■ **Text passage**
########

F-TR obssessed shooting junkie
The other topic is locked or I'd post this there.

For the record, I've been a Waste and Hazmat transportation and disposal coordinator/shipper/broker for 25 yrs. I am registered with DOT as hazmat shipper, certified IATA shipper, and teach DOT hazmat training for my company.

The point of all that is that I'm not just a guy who heard something in the gun shop. In this case it is actually my profession.

The average person cannot ship hazmat. Once you have received a delivery of powder or primers they are yours and about the only way you can give them to another person is face to face.

Notwithstanding some specific exemptions, you have to be trained to ship haz. There is a reason carriers won't take a shipment from you, it's the shippers* responsibility to determine that the material is properly classified and packaged IAW the requirements of 49 CFR. W/O training you don't even know where to start looking in the book.

There are some things that have specific exemptions that can get you out of the regs (e.g., primed cases it's Special Provision 50 to the hazmat table in 172.101 but you still need someone to tell you that or you'll never get there) but bulk powder or primers in boxes, there is no way that you can be compliant w/o training. The training is a requirement under 172.704, so w/o it you are not compliant.

* The shipper is the person offering the material for transportation, so you are the shipper, unless you contract someone to do that for you. I bill out at about $150/hr.
 
Out of curiosity, can an "average citizen" who owns no business take this training and then be legal to ship through, for example,
Fedex or U.P.S.? If so, how many hours of training time should it take to attain such status - and is there a test? If so, who administers it?
 
Ok, are we going around in circles here? If I take hazmat shipment to UPS and they ask the magic question, and they will, don't they become the 'shipper' of record and I pay them the $27.50 fee or whatever the fee is? They will want to know if it is packaged in compliance with the laws, placarding, double wall boxes, box in a box or whatever that commodity calls for in the regulation then they will check it and then they will either accept the shipment or not. The UPS concern is when something does NOT meet the compliance statutes, DOT catches the shipment during a random inspection and fines them into non profit status for that complete TRUCK, not just the one shipment. Theory being your little cache of primers could start something with the other packages in that truck.
 
searcher said:
Out of curiosity, can an "average citizen" who owns no business take this training and then be legal to ship through, for example,
Fedex or U.P.S.? If so, how many hours of training time should it take to attain such status - and is there a test? If so, who administers it?

FedEx used to have an on-line program that would, once passed, allow the taker to ship hazmat by GROUND only. The course to gain certification for shipping by AIR (FedEx Express) was offered only once a year, in select cities & cost about $800. That was in 2006 I think.

########

■ **Dataset extract**
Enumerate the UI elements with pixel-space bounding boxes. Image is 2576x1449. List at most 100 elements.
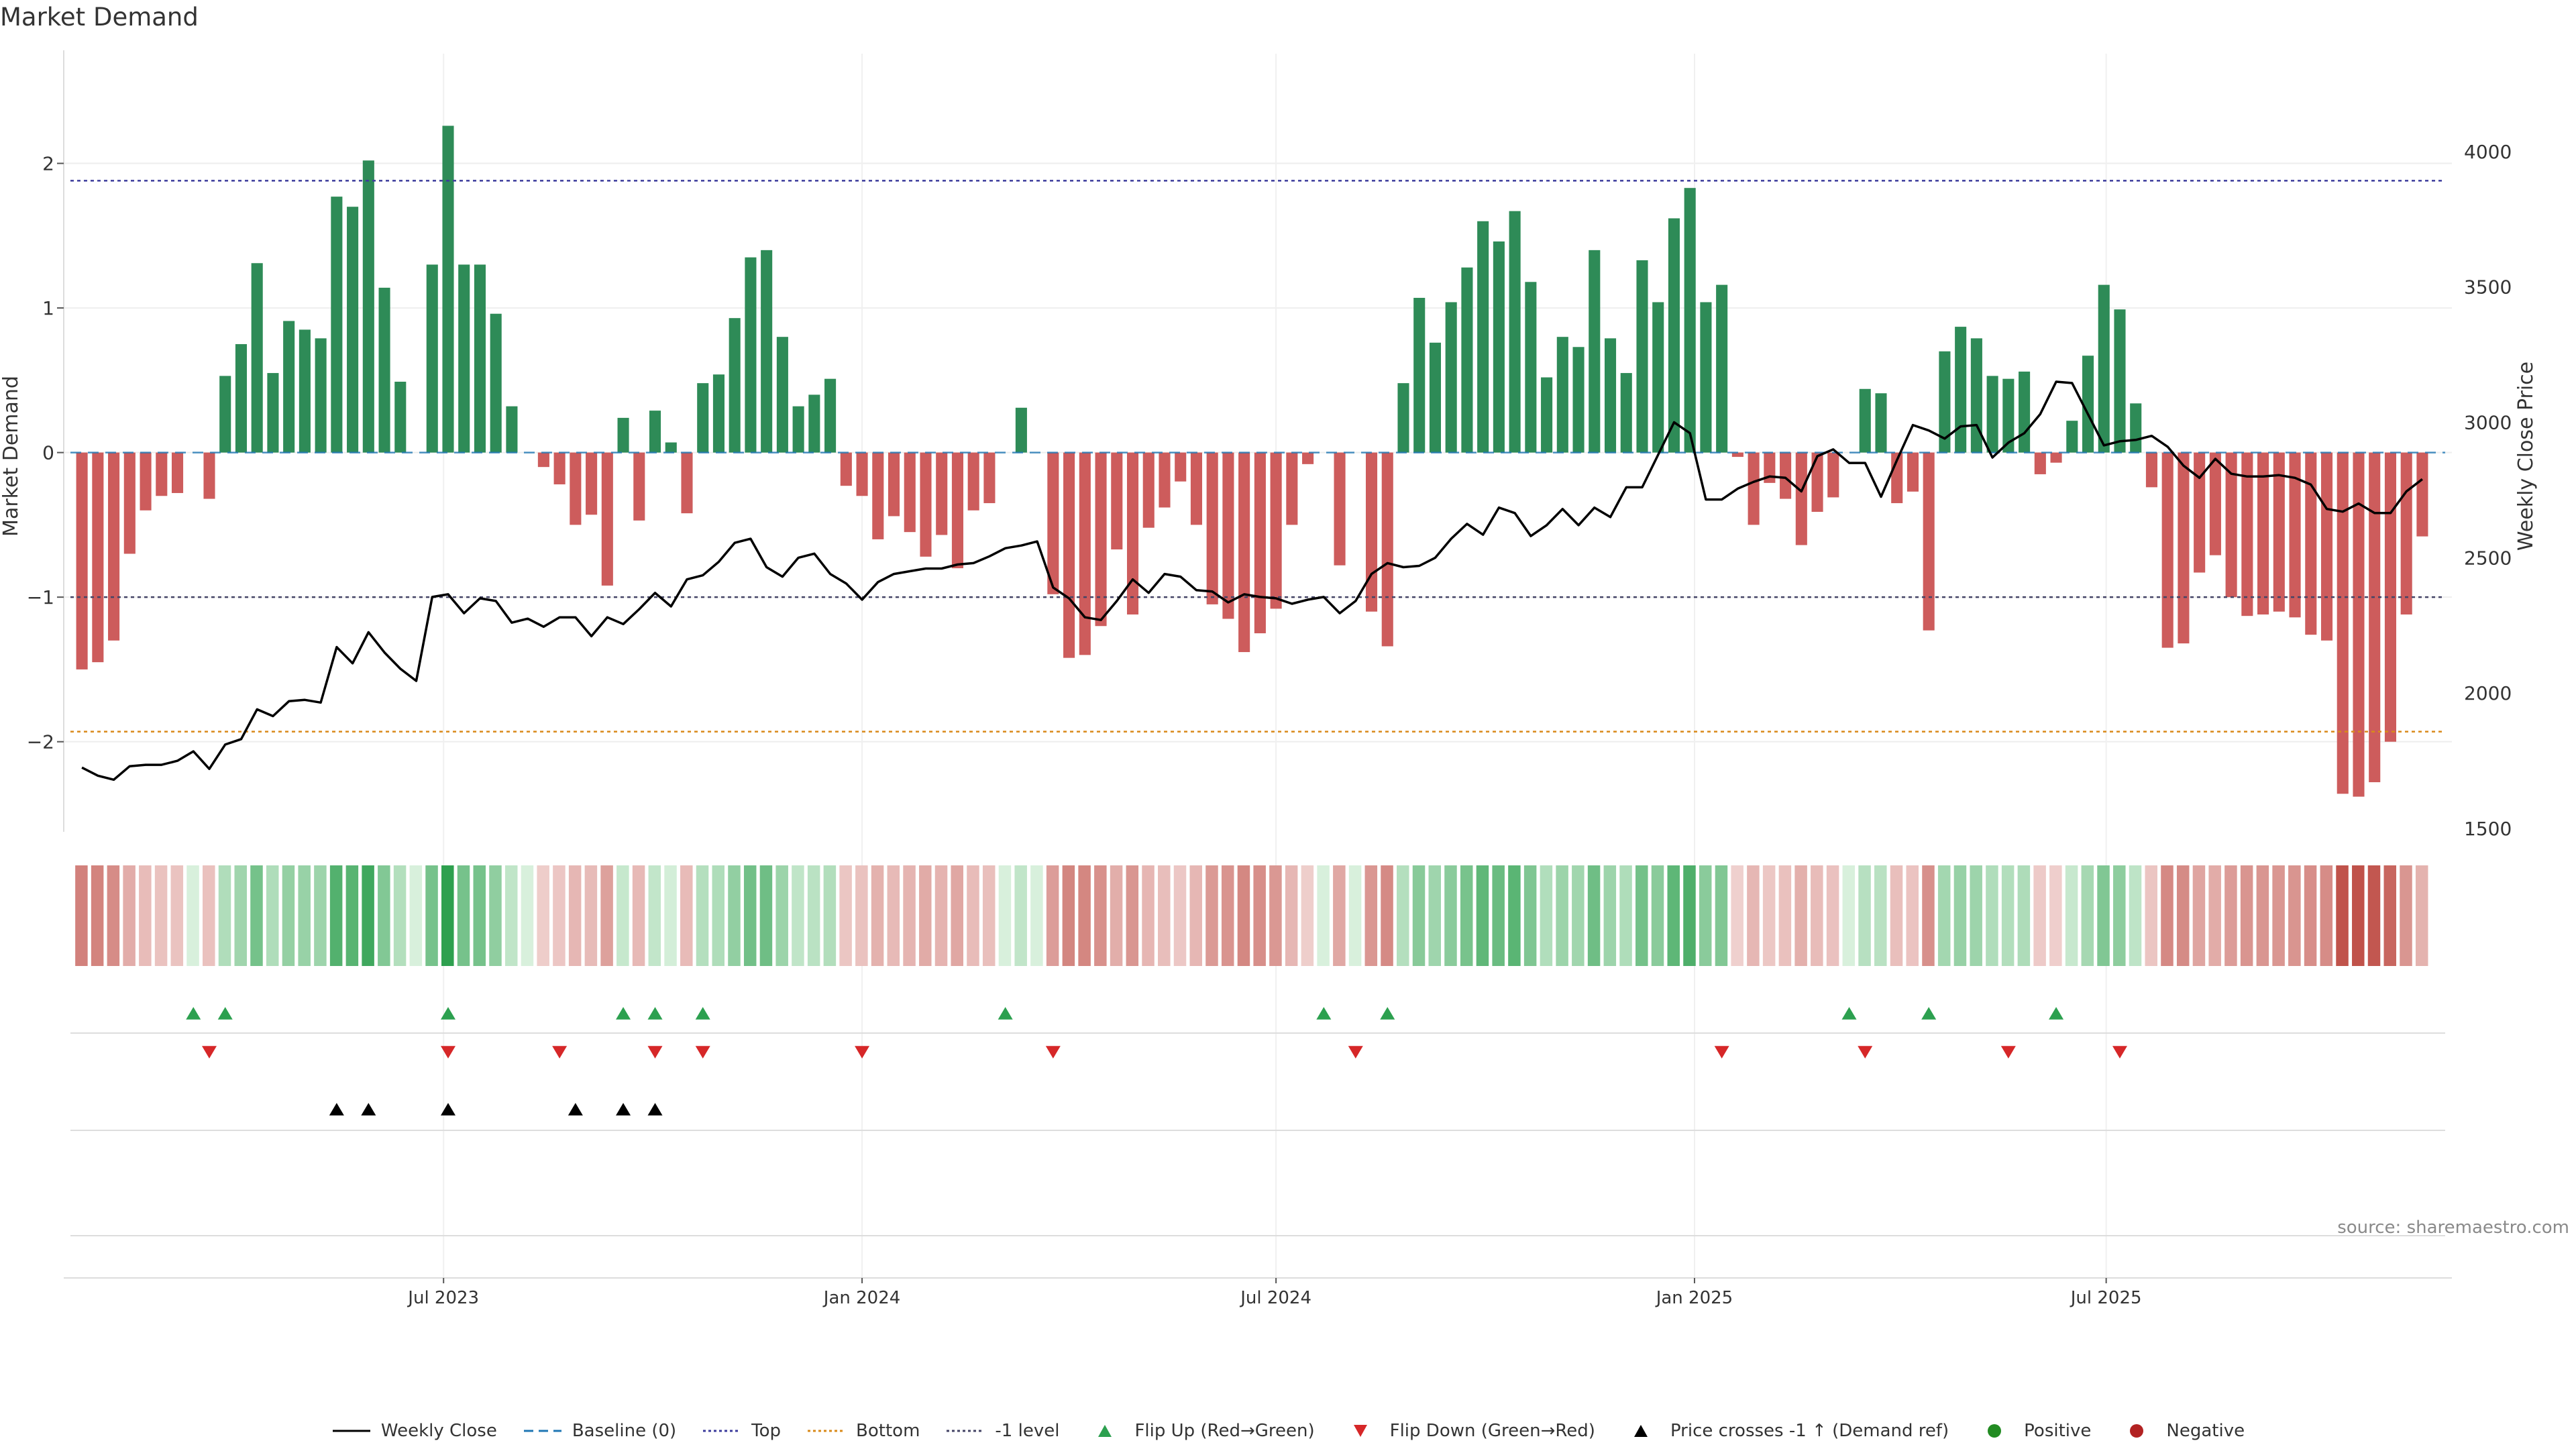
legend-swatch (523, 1430, 561, 1432)
source-label: source: sharemaestro.com (2337, 1218, 2569, 1238)
demand-bar (570, 452, 582, 525)
demand-bar (2400, 452, 2412, 615)
demand-bar (1780, 452, 1792, 499)
heat-cell (775, 865, 788, 966)
heat-cell (2415, 865, 2428, 966)
demand-bar (1716, 284, 1728, 453)
demand-bar (697, 383, 709, 453)
demand-bar (171, 452, 184, 493)
heat-cell (218, 865, 231, 966)
demand-bar (123, 452, 136, 554)
heat-cell (123, 865, 136, 966)
demand-bar (76, 452, 88, 669)
heat-cell (234, 865, 248, 966)
demand-bar (537, 452, 549, 468)
legend-label: Top (751, 1421, 782, 1441)
demand-bar (2034, 452, 2046, 474)
demand-bar (315, 338, 327, 453)
flip-down-marker (2000, 1046, 2016, 1059)
demand-bar (1875, 393, 1887, 453)
heat-cell (473, 865, 486, 966)
heat-cell (1046, 865, 1059, 966)
demand-bar (983, 452, 996, 504)
heat-cell (457, 865, 470, 966)
demand-bar (856, 452, 868, 496)
demand-bar (2161, 452, 2174, 648)
demand-bar (1827, 452, 1839, 498)
heat-cell (1890, 865, 1903, 966)
heat-cell (537, 865, 549, 966)
heat-cell (855, 865, 868, 966)
heat-cell (250, 865, 263, 966)
demand-bar (1668, 218, 1680, 453)
legend-swatch (1633, 1425, 1648, 1437)
heat-cell (1683, 865, 1696, 966)
heat-cell (1476, 865, 1489, 966)
legend-item: Negative (2116, 1421, 2245, 1441)
heat-cell (934, 865, 948, 966)
price-cross-marker (361, 1103, 376, 1116)
right-axis-label: Weekly Close Price (2514, 362, 2538, 551)
demand-bar (299, 329, 311, 453)
heat-cell (1428, 865, 1442, 966)
heat-cell (425, 865, 438, 966)
heat-cell (1762, 865, 1776, 966)
flip-up-marker (217, 1007, 233, 1020)
demand-bar (1493, 241, 1505, 453)
demand-bar (665, 442, 677, 453)
heat-cell (632, 865, 645, 966)
price-cross-marker (329, 1103, 344, 1116)
heat-cell (91, 865, 104, 966)
heat-cell (728, 865, 741, 966)
demand-bar (617, 417, 629, 453)
x-axis-tick-label: Jan 2025 (1655, 1288, 1733, 1308)
demand-bar (2305, 452, 2317, 635)
demand-bar (156, 452, 168, 496)
demand-bar (2002, 378, 2015, 453)
heat-cell (1126, 865, 1139, 966)
heat-cell (1794, 865, 1807, 966)
flip-up-marker (1316, 1007, 1332, 1020)
demand-bar (1397, 383, 1409, 453)
demand-bar (761, 250, 773, 453)
demand-bar (633, 452, 645, 521)
heat-cell (1285, 865, 1298, 966)
heat-cell (1364, 865, 1378, 966)
demand-bar (872, 452, 884, 539)
demand-bar (1907, 452, 1919, 492)
left-axis-tick-label: −2 (27, 731, 54, 753)
demand-bar (1970, 338, 1982, 453)
legend-item: Flip Up (Red→Green) (1085, 1421, 1315, 1441)
legend-label: Negative (2166, 1421, 2245, 1441)
demand-bar (347, 207, 359, 453)
heat-cell (584, 865, 598, 966)
right-axis-tick-label: 4000 (2464, 141, 2512, 163)
demand-bar (936, 452, 948, 535)
heat-cell (1811, 865, 1823, 966)
demand-bar (2369, 452, 2381, 783)
demand-bar (1381, 452, 1393, 647)
demand-bar (2098, 284, 2110, 453)
heat-cell (1667, 865, 1680, 966)
left-axis-tick-label: 0 (42, 442, 54, 464)
left-axis-label: Market Demand (0, 376, 23, 537)
demand-bar (2225, 452, 2237, 598)
heat-cell (441, 865, 454, 966)
demand-bar (1477, 221, 1489, 453)
heat-cell (1970, 865, 1982, 966)
legend-item: Positive (1974, 1421, 2091, 1441)
demand-bar (1270, 452, 1282, 609)
demand-bar (792, 406, 804, 453)
heat-cell (998, 865, 1012, 966)
demand-bar (506, 406, 518, 453)
demand-bar (1222, 452, 1234, 619)
demand-bar (1955, 327, 1967, 453)
demand-bar (140, 452, 152, 511)
demand-bar (2019, 371, 2031, 453)
demand-bar (1334, 452, 1346, 566)
price-cross-marker (616, 1103, 631, 1116)
demand-bar (2353, 452, 2365, 797)
heat-cell (1381, 865, 1393, 966)
heat-cell (2065, 865, 2078, 966)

########

■ **Stated problem 1**
For each statement about the forum thread on shipping hazmat, answer yes or no depending on whether it agrees with the thread, and quote the words that decide it. (a) The writer who works in hazmat shipping has done that work for 25 years. (b) Primed cases have no specific exemption from the regulations. (c) FedEx offered its course for air shipping certification several times a year.
■ **Stated problem 2**
Reproduce the forum thread on shipping hazmat word for word, everything from "FedEx used to" down to "2006 I think.".
The data is separate material from the forum thread on shipping hazmat.

■ **Problem solution 1**
(a) Yes: "I've been a Waste and Hazmat transportation and disposal coordinator/shipper/broker for 25 yrs."
(b) No: "primed cases it's Special Provision 50 to the hazmat table in 172.101"
(c) No: "was offered only once a year, in select cities"

■ **Problem solution 2**
FedEx used to have an on-line program that would, once passed, allow the taker to ship hazmat by GROUND only. The course to gain certification for shipping by AIR (FedEx Express) was offered only once a year, in select cities & cost about $800. That was in 2006 I think.